WHAT THE EXERCISE ASKS:
Please rewrite the items below with "bounding box" swapped for "bounding rectangle" and everything else unchanged, leaving out the pictures.

DATA FOR THIS EXERCISE:
══════════════════════════════
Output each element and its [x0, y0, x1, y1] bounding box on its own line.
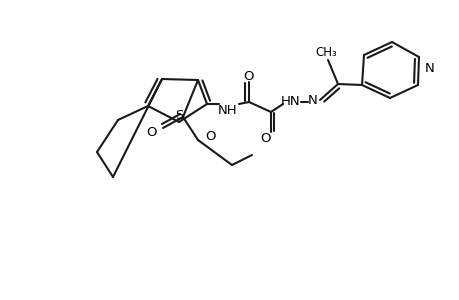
Text: CH₃: CH₃ [314, 46, 336, 59]
Text: O: O [260, 131, 271, 145]
Text: N: N [424, 61, 434, 74]
Text: HN: HN [280, 94, 300, 107]
Text: NH: NH [218, 103, 237, 116]
Text: O: O [205, 130, 215, 142]
Text: N: N [308, 94, 317, 106]
Text: S: S [174, 109, 183, 122]
Text: O: O [146, 125, 157, 139]
Text: O: O [243, 70, 254, 83]
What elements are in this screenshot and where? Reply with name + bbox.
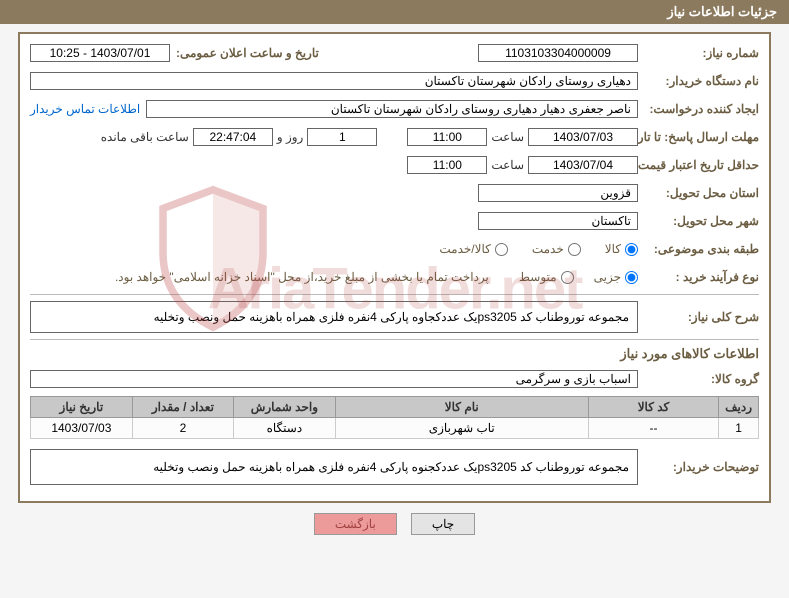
- separator-2: [30, 339, 759, 340]
- label-requester: ایجاد کننده درخواست:: [644, 102, 759, 116]
- process-note: پرداخت تمام یا بخشی از مبلغ خرید،از محل …: [115, 270, 489, 284]
- radio-goods-service-label: کالا/خدمت: [439, 242, 490, 256]
- print-button[interactable]: چاپ: [411, 513, 475, 535]
- label-process-type: نوع فرآیند خرید :: [644, 270, 759, 284]
- field-delivery-city: تاکستان: [478, 212, 638, 230]
- radio-medium[interactable]: متوسط: [519, 270, 574, 284]
- label-buyer-desc: توضیحات خریدار:: [644, 449, 759, 485]
- radio-partial-label: جزیی: [594, 270, 621, 284]
- radio-medium-input[interactable]: [561, 271, 574, 284]
- radio-goods-service[interactable]: کالا/خدمت: [439, 242, 507, 256]
- label-delivery-city: شهر محل تحویل:: [644, 214, 759, 228]
- radio-partial[interactable]: جزیی: [594, 270, 638, 284]
- row-process-type: نوع فرآیند خرید : جزیی متوسط پرداخت تمام…: [30, 266, 759, 288]
- process-options: جزیی متوسط: [519, 270, 638, 284]
- label-general-desc: شرح کلی نیاز:: [644, 301, 759, 333]
- page-header: جزئیات اطلاعات نیاز: [0, 0, 789, 24]
- label-buyer-org: نام دستگاه خریدار:: [644, 74, 759, 88]
- items-table-body: 1--تاب شهربازیدستگاه21403/07/03: [31, 418, 759, 439]
- main-panel: شماره نیاز: 1103103304000009 تاریخ و ساع…: [18, 32, 771, 503]
- row-need-number: شماره نیاز: 1103103304000009 تاریخ و ساع…: [30, 42, 759, 64]
- row-buyer-org: نام دستگاه خریدار: دهیاری روستای رادکان …: [30, 70, 759, 92]
- back-button[interactable]: بازگشت: [314, 513, 397, 535]
- label-time-1: ساعت: [491, 130, 524, 144]
- radio-partial-input[interactable]: [625, 271, 638, 284]
- label-days: روز و: [277, 130, 304, 144]
- table-cell: --: [588, 418, 718, 439]
- label-time-2: ساعت: [491, 158, 524, 172]
- col-row: ردیف: [719, 397, 759, 418]
- label-announce-dt: تاریخ و ساعت اعلان عمومی:: [176, 46, 319, 60]
- row-delivery-city: شهر محل تحویل: تاکستان: [30, 210, 759, 232]
- radio-goods[interactable]: کالا: [605, 242, 638, 256]
- row-general-desc: شرح کلی نیاز: مجموعه توروطناب کد ps3205ی…: [30, 301, 759, 333]
- field-price-validity-time: 11:00: [407, 156, 487, 174]
- radio-goods-service-input[interactable]: [495, 243, 508, 256]
- table-cell: 1: [719, 418, 759, 439]
- col-code: کد کالا: [588, 397, 718, 418]
- field-buyer-org: دهیاری روستای رادکان شهرستان تاکستان: [30, 72, 638, 90]
- table-cell: تاب شهربازی: [335, 418, 588, 439]
- radio-service-input[interactable]: [568, 243, 581, 256]
- col-unit: واحد شمارش: [234, 397, 336, 418]
- row-response-deadline: مهلت ارسال پاسخ: تا تاریخ: 1403/07/03 سا…: [30, 126, 759, 148]
- link-contact-buyer[interactable]: اطلاعات تماس خریدار: [30, 102, 140, 116]
- row-goods-group: گروه کالا: اسباب بازی و سرگرمی: [30, 368, 759, 390]
- field-announce-dt: 1403/07/01 - 10:25: [30, 44, 170, 62]
- footer-buttons: چاپ بازگشت: [0, 513, 789, 535]
- label-category: طبقه بندی موضوعی:: [644, 242, 759, 256]
- separator-1: [30, 294, 759, 295]
- table-row: 1--تاب شهربازیدستگاه21403/07/03: [31, 418, 759, 439]
- label-goods-group: گروه کالا:: [644, 372, 759, 386]
- field-need-number: 1103103304000009: [478, 44, 638, 62]
- radio-medium-label: متوسط: [519, 270, 557, 284]
- row-price-validity: حداقل تاریخ اعتبار قیمت: تا تاریخ: 1403/…: [30, 154, 759, 176]
- label-response-deadline: مهلت ارسال پاسخ: تا تاریخ:: [644, 130, 759, 144]
- radio-goods-label: کالا: [605, 242, 621, 256]
- section-items-title: اطلاعات کالاهای مورد نیاز: [30, 346, 759, 362]
- field-delivery-province: قزوین: [478, 184, 638, 202]
- radio-service[interactable]: خدمت: [532, 242, 581, 256]
- field-response-time: 11:00: [407, 128, 487, 146]
- field-remaining-days: 1: [307, 128, 377, 146]
- field-buyer-desc: مجموعه توروطناب کد ps3205یک عددکجنوه پار…: [30, 449, 638, 485]
- label-price-validity: حداقل تاریخ اعتبار قیمت: تا تاریخ:: [644, 158, 759, 172]
- radio-goods-input[interactable]: [625, 243, 638, 256]
- radio-service-label: خدمت: [532, 242, 564, 256]
- row-category: طبقه بندی موضوعی: کالا خدمت کالا/خدمت: [30, 238, 759, 260]
- col-date: تاریخ نیاز: [31, 397, 133, 418]
- col-name: نام کالا: [335, 397, 588, 418]
- field-remaining-time: 22:47:04: [193, 128, 273, 146]
- row-delivery-province: استان محل تحویل: قزوین: [30, 182, 759, 204]
- page-title: جزئیات اطلاعات نیاز: [667, 4, 777, 19]
- table-cell: دستگاه: [234, 418, 336, 439]
- row-buyer-desc: توضیحات خریدار: مجموعه توروطناب کد ps320…: [30, 449, 759, 485]
- field-goods-group: اسباب بازی و سرگرمی: [30, 370, 638, 388]
- field-price-validity-date: 1403/07/04: [528, 156, 638, 174]
- table-cell: 1403/07/03: [31, 418, 133, 439]
- category-options: کالا خدمت کالا/خدمت: [439, 242, 638, 256]
- label-delivery-province: استان محل تحویل:: [644, 186, 759, 200]
- label-remaining-after: ساعت باقی مانده: [101, 130, 189, 144]
- field-requester: ناصر جعفری دهیار دهیاری روستای رادکان شه…: [146, 100, 638, 118]
- items-table: ردیف کد کالا نام کالا واحد شمارش تعداد /…: [30, 396, 759, 439]
- label-need-number: شماره نیاز:: [644, 46, 759, 60]
- table-cell: 2: [132, 418, 233, 439]
- col-qty: تعداد / مقدار: [132, 397, 233, 418]
- row-requester: ایجاد کننده درخواست: ناصر جعفری دهیار ده…: [30, 98, 759, 120]
- items-table-head: ردیف کد کالا نام کالا واحد شمارش تعداد /…: [31, 397, 759, 418]
- field-response-date: 1403/07/03: [528, 128, 638, 146]
- field-general-desc: مجموعه توروطناب کد ps3205یک عددکجاوه پار…: [30, 301, 638, 333]
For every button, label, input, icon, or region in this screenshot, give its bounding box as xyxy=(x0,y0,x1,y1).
══════════════════════════════
SOLVED EXERCISE:
Output each element and its [x0, y0, x1, y1] bounding rectangle on its own line.
Text: CH₃: CH₃ [314, 46, 336, 59]
Text: O: O [260, 131, 271, 145]
Text: N: N [424, 61, 434, 74]
Text: HN: HN [280, 94, 300, 107]
Text: NH: NH [218, 103, 237, 116]
Text: O: O [205, 130, 215, 142]
Text: N: N [308, 94, 317, 106]
Text: S: S [174, 109, 183, 122]
Text: O: O [146, 125, 157, 139]
Text: O: O [243, 70, 254, 83]
What elements are in this screenshot and where? Reply with name + bbox.
- separator-2: [30, 339, 759, 340]
- label-requester: ایجاد کننده درخواست:: [644, 102, 759, 116]
- process-note: پرداخت تمام یا بخشی از مبلغ خرید،از محل …: [115, 270, 489, 284]
- radio-goods-service-label: کالا/خدمت: [439, 242, 490, 256]
- print-button[interactable]: چاپ: [411, 513, 475, 535]
- label-process-type: نوع فرآیند خرید :: [644, 270, 759, 284]
- field-delivery-city: تاکستان: [478, 212, 638, 230]
- radio-medium[interactable]: متوسط: [519, 270, 574, 284]
- label-buyer-desc: توضیحات خریدار:: [644, 449, 759, 485]
- radio-partial-label: جزیی: [594, 270, 621, 284]
- radio-medium-input[interactable]: [561, 271, 574, 284]
- radio-goods-service[interactable]: کالا/خدمت: [439, 242, 507, 256]
- label-delivery-city: شهر محل تحویل:: [644, 214, 759, 228]
- radio-partial[interactable]: جزیی: [594, 270, 638, 284]
- row-process-type: نوع فرآیند خرید : جزیی متوسط پرداخت تمام…: [30, 266, 759, 288]
- process-options: جزیی متوسط: [519, 270, 638, 284]
- label-general-desc: شرح کلی نیاز:: [644, 301, 759, 333]
- page-header: جزئیات اطلاعات نیاز: [0, 0, 789, 24]
- label-buyer-org: نام دستگاه خریدار:: [644, 74, 759, 88]
- items-table-body: 1--تاب شهربازیدستگاه21403/07/03: [31, 418, 759, 439]
- main-panel: شماره نیاز: 1103103304000009 تاریخ و ساع…: [18, 32, 771, 503]
- row-need-number: شماره نیاز: 1103103304000009 تاریخ و ساع…: [30, 42, 759, 64]
- row-buyer-org: نام دستگاه خریدار: دهیاری روستای رادکان …: [30, 70, 759, 92]
- back-button[interactable]: بازگشت: [314, 513, 397, 535]
- label-time-1: ساعت: [491, 130, 524, 144]
- radio-partial-input[interactable]: [625, 271, 638, 284]
- label-days: روز و: [277, 130, 304, 144]
- table-cell: --: [588, 418, 718, 439]
- label-time-2: ساعت: [491, 158, 524, 172]
- col-row: ردیف: [719, 397, 759, 418]
- label-announce-dt: تاریخ و ساعت اعلان عمومی:: [176, 46, 319, 60]
- row-delivery-city: شهر محل تحویل: تاکستان: [30, 210, 759, 232]
- radio-goods[interactable]: کالا: [605, 242, 638, 256]
- row-general-desc: شرح کلی نیاز: مجموعه توروطناب کد ps3205ی…: [30, 301, 759, 333]
- field-price-validity-time: 11:00: [407, 156, 487, 174]
- radio-goods-service-input[interactable]: [495, 243, 508, 256]
- table-cell: 1: [719, 418, 759, 439]
- col-code: کد کالا: [588, 397, 718, 418]
- field-buyer-org: دهیاری روستای رادکان شهرستان تاکستان: [30, 72, 638, 90]
- table-cell: تاب شهربازی: [335, 418, 588, 439]
- radio-service-input[interactable]: [568, 243, 581, 256]
- col-unit: واحد شمارش: [234, 397, 336, 418]
- row-response-deadline: مهلت ارسال پاسخ: تا تاریخ: 1403/07/03 سا…: [30, 126, 759, 148]
- link-contact-buyer[interactable]: اطلاعات تماس خریدار: [30, 102, 140, 116]
- row-goods-group: گروه کالا: اسباب بازی و سرگرمی: [30, 368, 759, 390]
- field-announce-dt: 1403/07/01 - 10:25: [30, 44, 170, 62]
- footer-buttons: چاپ بازگشت: [0, 513, 789, 535]
- label-category: طبقه بندی موضوعی:: [644, 242, 759, 256]
- separator-1: [30, 294, 759, 295]
- table-row: 1--تاب شهربازیدستگاه21403/07/03: [31, 418, 759, 439]
- label-goods-group: گروه کالا:: [644, 372, 759, 386]
- field-need-number: 1103103304000009: [478, 44, 638, 62]
- radio-medium-label: متوسط: [519, 270, 557, 284]
- row-price-validity: حداقل تاریخ اعتبار قیمت: تا تاریخ: 1403/…: [30, 154, 759, 176]
- label-response-deadline: مهلت ارسال پاسخ: تا تاریخ:: [644, 130, 759, 144]
- radio-goods-label: کالا: [605, 242, 621, 256]
- section-items-title: اطلاعات کالاهای مورد نیاز: [30, 346, 759, 362]
- field-delivery-province: قزوین: [478, 184, 638, 202]
- radio-service[interactable]: خدمت: [532, 242, 581, 256]
- field-response-time: 11:00: [407, 128, 487, 146]
- field-remaining-days: 1: [307, 128, 377, 146]
- field-buyer-desc: مجموعه توروطناب کد ps3205یک عددکجنوه پار…: [30, 449, 638, 485]
- label-price-validity: حداقل تاریخ اعتبار قیمت: تا تاریخ:: [644, 158, 759, 172]
- radio-goods-input[interactable]: [625, 243, 638, 256]
- radio-service-label: خدمت: [532, 242, 564, 256]
- row-category: طبقه بندی موضوعی: کالا خدمت کالا/خدمت: [30, 238, 759, 260]
- col-date: تاریخ نیاز: [31, 397, 133, 418]
- col-name: نام کالا: [335, 397, 588, 418]
- field-remaining-time: 22:47:04: [193, 128, 273, 146]
- row-delivery-province: استان محل تحویل: قزوین: [30, 182, 759, 204]
- page-title: جزئیات اطلاعات نیاز: [667, 4, 777, 19]
- table-cell: دستگاه: [234, 418, 336, 439]
- row-buyer-desc: توضیحات خریدار: مجموعه توروطناب کد ps320…: [30, 449, 759, 485]
- field-goods-group: اسباب بازی و سرگرمی: [30, 370, 638, 388]
- field-price-validity-date: 1403/07/04: [528, 156, 638, 174]
- table-cell: 1403/07/03: [31, 418, 133, 439]
- category-options: کالا خدمت کالا/خدمت: [439, 242, 638, 256]
- label-delivery-province: استان محل تحویل:: [644, 186, 759, 200]
- label-remaining-after: ساعت باقی مانده: [101, 130, 189, 144]
- field-requester: ناصر جعفری دهیار دهیاری روستای رادکان شه…: [146, 100, 638, 118]
- items-table: ردیف کد کالا نام کالا واحد شمارش تعداد /…: [30, 396, 759, 439]
- label-need-number: شماره نیاز:: [644, 46, 759, 60]
- table-cell: 2: [132, 418, 233, 439]
- col-qty: تعداد / مقدار: [132, 397, 233, 418]
- row-requester: ایجاد کننده درخواست: ناصر جعفری دهیار ده…: [30, 98, 759, 120]
- items-table-head: ردیف کد کالا نام کالا واحد شمارش تعداد /…: [31, 397, 759, 418]
- field-response-date: 1403/07/03: [528, 128, 638, 146]
- field-general-desc: مجموعه توروطناب کد ps3205یک عددکجاوه پار…: [30, 301, 638, 333]
For every button, label, input, icon, or region in this screenshot, give its bounding rectangle as xyxy=(x0,y0,x1,y1).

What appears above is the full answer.